Dataset records
┄┄┄┄┄┄┄┄┄┄┄┄┄┄┄┄┄┄┄┄

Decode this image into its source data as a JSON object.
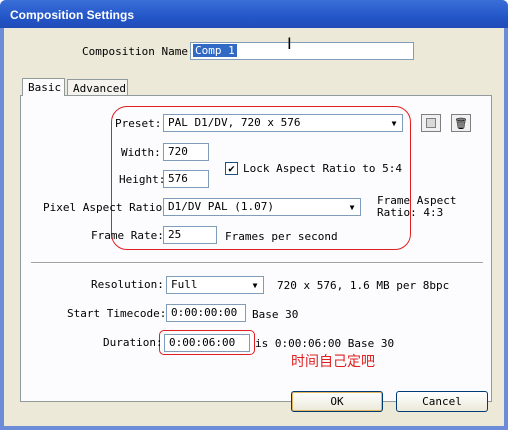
{
  "window": {
    "title": "Composition Settings"
  },
  "comp_name": {
    "label": "Composition Name:",
    "value": "Comp 1"
  },
  "tabs": [
    {
      "label": "Basic"
    },
    {
      "label": "Advanced"
    }
  ],
  "preset": {
    "label": "Preset:",
    "value": "PAL D1/DV, 720 x 576"
  },
  "width": {
    "label": "Width:",
    "value": "720"
  },
  "height": {
    "label": "Height:",
    "value": "576"
  },
  "lock_aspect": {
    "label": "Lock Aspect Ratio to 5:4",
    "checked": true
  },
  "pixel_aspect": {
    "label": "Pixel Aspect Ratio:",
    "value": "D1/DV PAL (1.07)"
  },
  "frame_aspect": {
    "line1": "Frame Aspect",
    "line2": "Ratio: 4:3"
  },
  "frame_rate": {
    "label": "Frame Rate:",
    "value": "25",
    "suffix": "Frames per second"
  },
  "resolution": {
    "label": "Resolution:",
    "value": "Full",
    "info": "720 x 576, 1.6 MB per 8bpc"
  },
  "start_timecode": {
    "label": "Start Timecode:",
    "value": "0:00:00:00",
    "base": "Base 30"
  },
  "duration": {
    "label": "Duration:",
    "value": "0:00:06:00",
    "info": "is 0:00:06:00  Base 30"
  },
  "annotation": "时间自己定吧",
  "buttons": {
    "ok": "OK",
    "cancel": "Cancel"
  },
  "colors": {
    "annotation": "#e02020",
    "titlebar": "#2456c8"
  },
  "icons": {
    "save": "disk-icon",
    "delete": "trash-icon"
  }
}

┄┄┄┄┄┄┄┄┄┄┄┄┄┄┄┄┄┄┄┄

### Exercise prompt
Repeat the listing in full and exactly. Leave any pictures out.

### Final result
Decode this image into its source data as a JSON object.
{
  "window": {
    "title": "Composition Settings"
  },
  "comp_name": {
    "label": "Composition Name:",
    "value": "Comp 1"
  },
  "tabs": [
    {
      "label": "Basic"
    },
    {
      "label": "Advanced"
    }
  ],
  "preset": {
    "label": "Preset:",
    "value": "PAL D1/DV, 720 x 576"
  },
  "width": {
    "label": "Width:",
    "value": "720"
  },
  "height": {
    "label": "Height:",
    "value": "576"
  },
  "lock_aspect": {
    "label": "Lock Aspect Ratio to 5:4",
    "checked": true
  },
  "pixel_aspect": {
    "label": "Pixel Aspect Ratio:",
    "value": "D1/DV PAL (1.07)"
  },
  "frame_aspect": {
    "line1": "Frame Aspect",
    "line2": "Ratio: 4:3"
  },
  "frame_rate": {
    "label": "Frame Rate:",
    "value": "25",
    "suffix": "Frames per second"
  },
  "resolution": {
    "label": "Resolution:",
    "value": "Full",
    "info": "720 x 576, 1.6 MB per 8bpc"
  },
  "start_timecode": {
    "label": "Start Timecode:",
    "value": "0:00:00:00",
    "base": "Base 30"
  },
  "duration": {
    "label": "Duration:",
    "value": "0:00:06:00",
    "info": "is 0:00:06:00  Base 30"
  },
  "annotation": "时间自己定吧",
  "buttons": {
    "ok": "OK",
    "cancel": "Cancel"
  },
  "colors": {
    "annotation": "#e02020",
    "titlebar": "#2456c8"
  },
  "icons": {
    "save": "disk-icon",
    "delete": "trash-icon"
  }
}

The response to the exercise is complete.